§ EXTRACT TO READ:

SCC (Small-World Optimized)

Supported Graph Characteristics

Unweighted edges

Homogeneous vertex types

Heterogeneous vertex types

In addition to the regular strongly connected component algorithm, we also provide a version that is optimized for small-world graphs. A small-world graph in this context means the graph has a hub community, where a vast majority of the vertices of the graph are weakly connected.

The algorithm starts by trimming the graph, which removes all vertices whose indegree or outdegree is 0. In the second phase, the algorithm selects an initial pivot vertex v with a high product of indegree and outdegree.

From the initial pivot vertex , the algorithm uses one iteration of the Forward-Backward method to identify all vertices reachable by v (descendants) and all vertices that can reach v (predecessors). The intersection of the descendants and the predecessors form a strongly connected component (SCC). The vertices that are not included in this SCC are passed off to the next step.

After identifying the first SCC, the algorithm uses the coloring method and Tarjan’s serial algorithm to identify the SCCs in the remaining vertices.

Notes

This version improves upon the performance of the original algorithm when dealing with small-world graphs by combining several different methods used to find connected components in a multi-step process proposed by Slota et al., BFS and Coloring-based Parallel Algorithms for Strongly Connected Components and Related Problems.

We use a default value of 100000 for the threshold used to choose initial pivot vertices to increase the chances that the initial pivot is contained within the largest SCC.

Specifications

CREATE QUERY tg_scc_small_world(STRING v_type, STRING e_type, STRING re_type,
 UINT threshold = 100000, BOOL to_show_cc_count=FALSE)

Parameters

Name Description Data type

STRING v_type

The vertex type to count as part of a strongly connected component

(empty string)

STRING e_type

The edge type to traverse

(empty string)

§ THINGS TO DO:
[a] Answer these from the page on the small-world SCC algorithm:
(i) Which vertices does the trimming step remove?
(ii) What is the default value of the threshold used to choose initial pivot vertices?
(iii) Which methods does the algorithm use to find the SCCs in the remaining vertices after the first SCC?
[b] Using the page on the small-world SCC algorithm, say whether each statement agrees with it:
(i) The initial pivot vertex is chosen for a high product of indegree and outdegree.
(ii) The algorithm supports weighted edges.
(iii) By default, to_show_cc_count is TRUE.
[c] Resume the page on the small-world SCC algorithm from the point where it stops.

§ GIVEN INFORMATION:
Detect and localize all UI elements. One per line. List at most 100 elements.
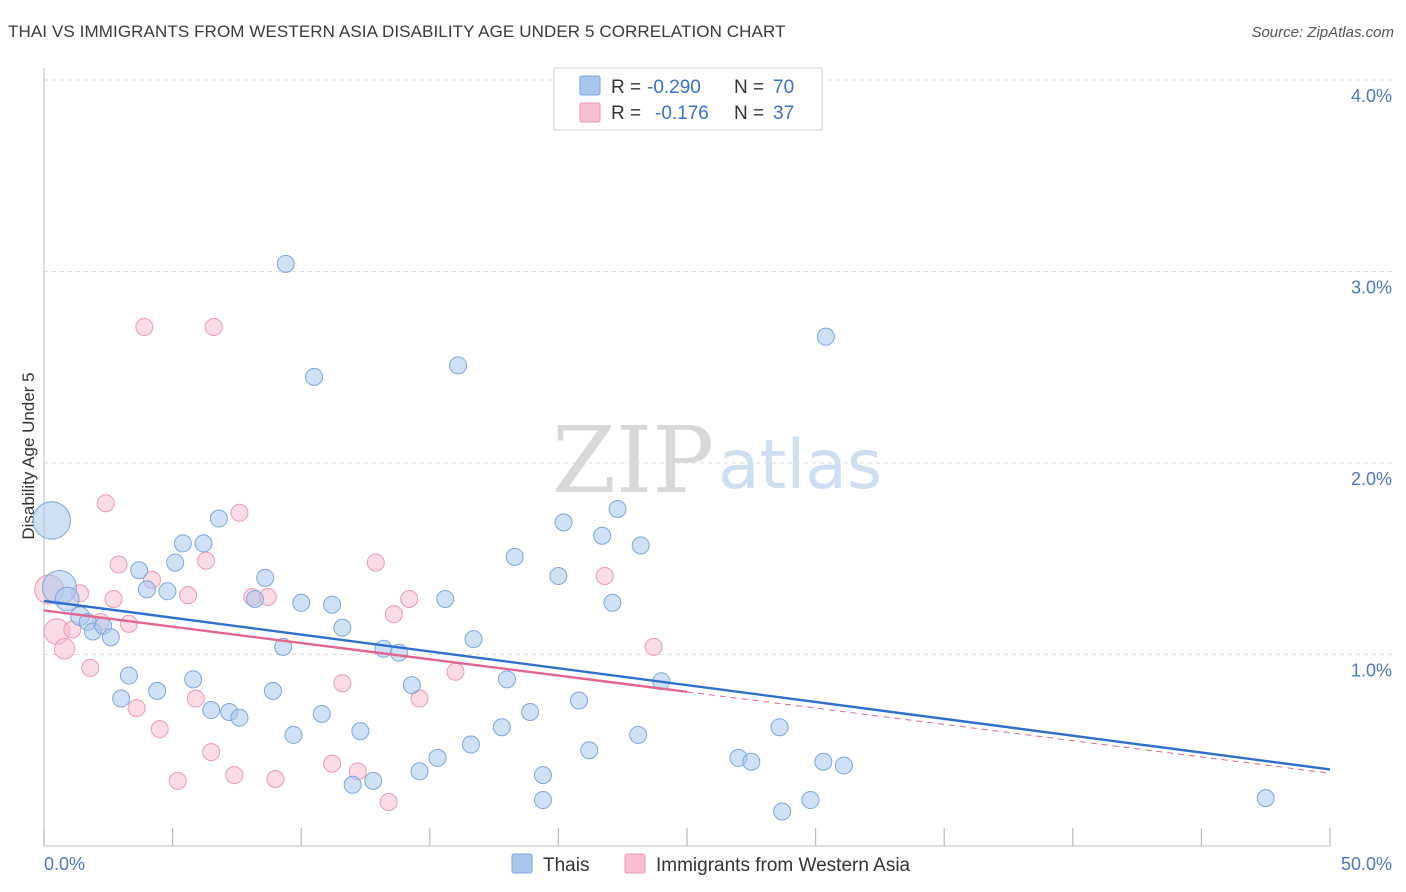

§ FINAL RESULTS:
[a]
(i) All vertices whose indegree or outdegree is 0.
(ii) 100000.
(iii) The coloring method and Tarjan's serial algorithm.

[b]
(i) Yes: "selects an initial pivot vertex v with a high product of indegree and outdegree"
(ii) No: "Unweighted edges"
(iii) No: "BOOL to_show_cc_count=FALSE"

[c]
STRING re_type

The reverse edge type to traverse. If the graph is undirected, fill in the name of the undirected edge here as well as for e_type.

(empty string)

UINT threshold

The threshold used to choose initial pivot vertices. Only vertices whose product of indegree and outdegree exceed this threshold will be considered candidates for the pivot vertex.

100000

BOOL to_show_cc_count

Whether to print the number of vertices in each strongly connected component.

False

Output

When to_show_cc_count is set to true, the algorithm returns the number of strongly connected components in the graph.

Time complexity

The algorithm has a time complexity of \$O(V + E)\$, where \$V\$ is the number of vertices and \$E\$ is the number of edges in the graph.

Example

Suppose we have the following graph. We can see there are seven strongly connected components, with two of them containing more than 1 vertex. The five vertices on the left are each a strongly connected component individually.

Graph with 7 SCCs

Running the algorithm on the graph will return a result of 7:

  • GSQL Command

  • Result

RUN QUERY tg_scc_small_world("Person", "Friend", "Friend", _, TRUE)
{
  "error": false,
  "message": "",
  "version": {
    "schema": 0,
    "edition": "enterprise",
    "api": "v2"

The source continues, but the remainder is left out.